------ MATERIAL PROVIDED

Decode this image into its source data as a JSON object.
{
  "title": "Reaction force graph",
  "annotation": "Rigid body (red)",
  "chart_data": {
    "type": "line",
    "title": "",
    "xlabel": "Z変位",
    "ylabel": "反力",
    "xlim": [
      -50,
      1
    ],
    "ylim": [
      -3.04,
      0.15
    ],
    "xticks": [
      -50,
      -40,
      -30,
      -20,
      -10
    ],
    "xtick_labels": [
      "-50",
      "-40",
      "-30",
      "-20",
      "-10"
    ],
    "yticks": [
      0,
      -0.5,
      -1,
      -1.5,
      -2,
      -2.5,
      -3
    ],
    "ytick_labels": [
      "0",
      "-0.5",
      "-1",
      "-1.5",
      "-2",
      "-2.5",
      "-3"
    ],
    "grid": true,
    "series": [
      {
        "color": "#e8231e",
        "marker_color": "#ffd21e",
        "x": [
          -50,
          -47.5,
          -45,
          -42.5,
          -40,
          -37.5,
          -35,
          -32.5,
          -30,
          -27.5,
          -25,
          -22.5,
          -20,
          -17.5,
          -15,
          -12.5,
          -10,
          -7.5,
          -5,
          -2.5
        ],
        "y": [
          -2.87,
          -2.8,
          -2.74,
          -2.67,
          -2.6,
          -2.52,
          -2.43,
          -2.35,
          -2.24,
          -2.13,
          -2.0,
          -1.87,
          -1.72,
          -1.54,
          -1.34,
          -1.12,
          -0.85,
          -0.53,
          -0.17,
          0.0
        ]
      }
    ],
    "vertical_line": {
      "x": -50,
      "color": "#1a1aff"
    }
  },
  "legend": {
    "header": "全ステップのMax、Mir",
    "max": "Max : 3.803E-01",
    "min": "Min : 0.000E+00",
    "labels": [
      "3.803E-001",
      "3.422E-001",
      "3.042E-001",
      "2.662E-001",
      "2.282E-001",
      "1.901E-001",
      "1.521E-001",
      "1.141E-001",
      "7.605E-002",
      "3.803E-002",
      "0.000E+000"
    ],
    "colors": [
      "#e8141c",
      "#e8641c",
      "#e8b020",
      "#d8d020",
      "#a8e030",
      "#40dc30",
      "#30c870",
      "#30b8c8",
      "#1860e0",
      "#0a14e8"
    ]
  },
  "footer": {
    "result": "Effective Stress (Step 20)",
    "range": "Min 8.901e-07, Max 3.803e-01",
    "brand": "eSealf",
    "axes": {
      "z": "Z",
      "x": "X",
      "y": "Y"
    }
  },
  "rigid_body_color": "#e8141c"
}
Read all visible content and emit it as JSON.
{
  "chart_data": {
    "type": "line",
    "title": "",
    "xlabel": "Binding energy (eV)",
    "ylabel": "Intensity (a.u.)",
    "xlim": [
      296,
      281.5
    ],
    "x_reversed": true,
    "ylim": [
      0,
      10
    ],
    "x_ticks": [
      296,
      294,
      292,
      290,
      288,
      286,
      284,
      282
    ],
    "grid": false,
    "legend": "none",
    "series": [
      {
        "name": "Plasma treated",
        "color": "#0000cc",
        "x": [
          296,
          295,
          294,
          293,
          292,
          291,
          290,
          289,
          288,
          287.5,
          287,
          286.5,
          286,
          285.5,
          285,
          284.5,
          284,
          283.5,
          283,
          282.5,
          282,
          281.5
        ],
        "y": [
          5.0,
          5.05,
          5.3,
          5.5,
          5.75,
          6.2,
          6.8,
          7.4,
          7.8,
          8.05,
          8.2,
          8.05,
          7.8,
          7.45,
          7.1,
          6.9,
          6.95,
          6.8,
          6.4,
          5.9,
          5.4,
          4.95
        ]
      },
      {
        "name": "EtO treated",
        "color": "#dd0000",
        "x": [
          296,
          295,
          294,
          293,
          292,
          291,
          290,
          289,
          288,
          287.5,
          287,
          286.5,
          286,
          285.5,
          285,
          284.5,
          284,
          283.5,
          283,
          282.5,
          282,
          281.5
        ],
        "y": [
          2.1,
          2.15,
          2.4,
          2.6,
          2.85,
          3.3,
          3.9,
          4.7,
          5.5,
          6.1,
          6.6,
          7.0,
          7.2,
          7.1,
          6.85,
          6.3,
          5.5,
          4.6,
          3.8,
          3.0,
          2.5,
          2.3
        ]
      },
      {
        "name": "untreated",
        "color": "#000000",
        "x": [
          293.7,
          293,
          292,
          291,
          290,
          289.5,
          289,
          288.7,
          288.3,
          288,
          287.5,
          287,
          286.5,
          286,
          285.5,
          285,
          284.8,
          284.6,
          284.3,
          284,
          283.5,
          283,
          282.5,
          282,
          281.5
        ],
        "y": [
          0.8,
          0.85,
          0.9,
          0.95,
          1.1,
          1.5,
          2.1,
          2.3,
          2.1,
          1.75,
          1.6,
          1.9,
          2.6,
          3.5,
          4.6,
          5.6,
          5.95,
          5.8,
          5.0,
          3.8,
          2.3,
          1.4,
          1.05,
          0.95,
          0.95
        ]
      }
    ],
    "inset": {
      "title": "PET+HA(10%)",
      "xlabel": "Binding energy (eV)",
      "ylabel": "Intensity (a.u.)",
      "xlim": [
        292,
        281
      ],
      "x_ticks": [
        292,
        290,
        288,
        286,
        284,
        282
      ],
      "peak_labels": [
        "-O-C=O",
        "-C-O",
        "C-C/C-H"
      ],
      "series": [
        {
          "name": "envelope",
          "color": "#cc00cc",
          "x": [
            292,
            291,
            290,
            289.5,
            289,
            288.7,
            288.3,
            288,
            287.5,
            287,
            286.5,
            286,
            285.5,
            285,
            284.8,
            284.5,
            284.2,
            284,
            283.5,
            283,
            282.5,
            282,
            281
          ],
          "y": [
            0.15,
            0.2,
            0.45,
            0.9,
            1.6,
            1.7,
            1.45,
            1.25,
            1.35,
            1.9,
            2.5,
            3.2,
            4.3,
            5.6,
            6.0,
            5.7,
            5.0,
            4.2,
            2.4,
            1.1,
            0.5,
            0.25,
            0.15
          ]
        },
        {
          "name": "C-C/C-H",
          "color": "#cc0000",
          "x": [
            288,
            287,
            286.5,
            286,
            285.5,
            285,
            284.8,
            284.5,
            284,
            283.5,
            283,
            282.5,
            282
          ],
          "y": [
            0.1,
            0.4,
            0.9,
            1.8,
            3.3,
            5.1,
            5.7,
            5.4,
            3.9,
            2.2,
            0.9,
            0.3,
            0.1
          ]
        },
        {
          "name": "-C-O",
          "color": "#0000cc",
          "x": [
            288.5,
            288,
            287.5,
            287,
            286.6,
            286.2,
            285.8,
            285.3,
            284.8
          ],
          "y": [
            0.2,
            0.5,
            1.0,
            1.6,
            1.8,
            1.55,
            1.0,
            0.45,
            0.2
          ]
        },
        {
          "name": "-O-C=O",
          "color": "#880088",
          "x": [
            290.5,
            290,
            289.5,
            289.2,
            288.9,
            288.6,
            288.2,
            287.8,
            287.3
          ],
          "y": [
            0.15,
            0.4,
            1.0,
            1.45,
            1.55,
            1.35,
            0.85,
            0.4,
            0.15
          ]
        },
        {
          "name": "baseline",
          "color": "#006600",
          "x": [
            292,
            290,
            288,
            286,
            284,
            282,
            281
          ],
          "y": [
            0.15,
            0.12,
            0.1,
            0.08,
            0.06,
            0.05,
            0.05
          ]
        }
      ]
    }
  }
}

------------

▶ TASK REQUIREMENTS:
Report how many lines include the word "name". Give nothing but the number.

▶ EXPECTED ANSWER:
8